**Task requirements:** Scan the records for the word "label". Copy each line that includes it.

(Source data)
--------
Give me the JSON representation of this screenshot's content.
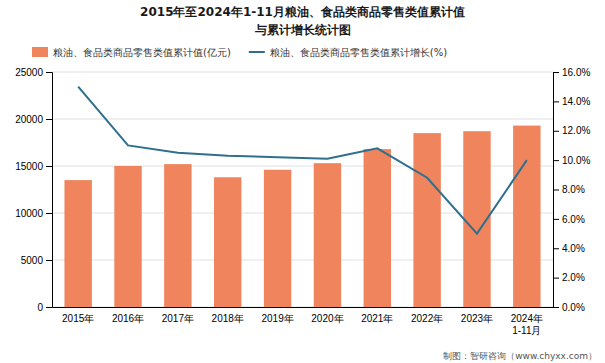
{
  "chart_data": {
    "type": "bar",
    "title": "2015年至2024年1-11月粮油、食品类商品零售类值累计值",
    "subtitle": "与累计增长统计图",
    "categories": [
      "2015年",
      "2016年",
      "2017年",
      "2018年",
      "2019年",
      "2020年",
      "2021年",
      "2022年",
      "2023年",
      "2024年\n1-11月"
    ],
    "series": [
      {
        "name": "粮油、食品类商品零售类值累计值(亿元)",
        "type": "bar",
        "color": "#F0845C",
        "values": [
          13500,
          15000,
          15200,
          13800,
          14600,
          15300,
          16800,
          18500,
          18700,
          19300
        ]
      },
      {
        "name": "粮油、食品类商品零售类值累计增长(%)",
        "type": "line",
        "color": "#2E6F8E",
        "axis": "y2",
        "values": [
          15.0,
          11.0,
          10.5,
          10.3,
          10.2,
          10.1,
          10.8,
          8.8,
          5.0,
          10.0
        ]
      }
    ],
    "ylim": [
      0,
      25000
    ],
    "yticks": [
      0,
      5000,
      10000,
      15000,
      20000,
      25000
    ],
    "y2lim": [
      0,
      16.0
    ],
    "y2ticks": [
      {
        "value": 0.0,
        "label": "0.0%"
      },
      {
        "value": 2.0,
        "label": "2.0%"
      },
      {
        "value": 4.0,
        "label": "4.0%"
      },
      {
        "value": 6.0,
        "label": "6.0%"
      },
      {
        "value": 8.0,
        "label": "8.0%"
      },
      {
        "value": 10.0,
        "label": "10.0%"
      },
      {
        "value": 12.0,
        "label": "12.0%"
      },
      {
        "value": 14.0,
        "label": "14.0%"
      },
      {
        "value": 16.0,
        "label": "16.0%"
      }
    ],
    "grid": true,
    "legend": "upper left",
    "annotations": [
      "制图：智研咨询（www.chyxx.com）"
    ]
  }
}
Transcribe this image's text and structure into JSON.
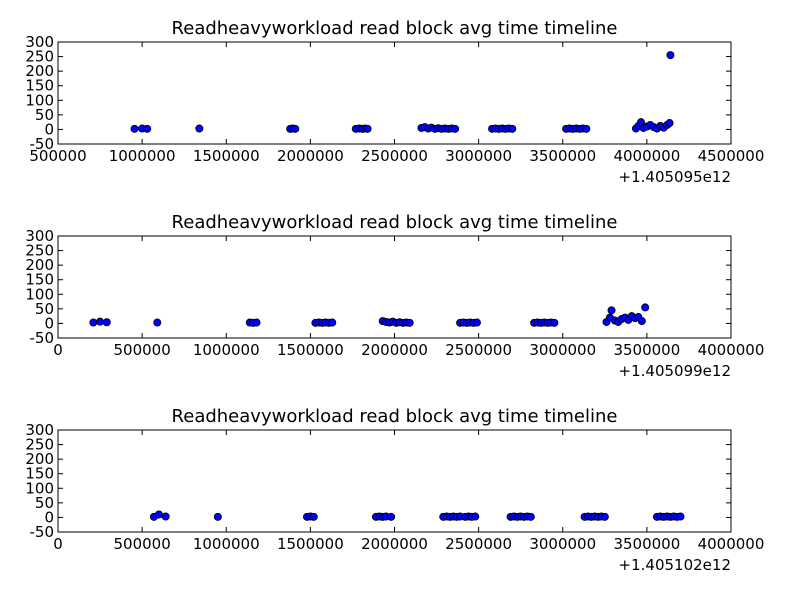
--------
**Solution for this problem:**
        "label": "0.0%"
        "label": "2.0%"
        "label": "4.0%"
        "label": "6.0%"
        "label": "8.0%"
        "label": "10.0%"
        "label": "12.0%"
        "label": "14.0%"
        "label": "16.0%"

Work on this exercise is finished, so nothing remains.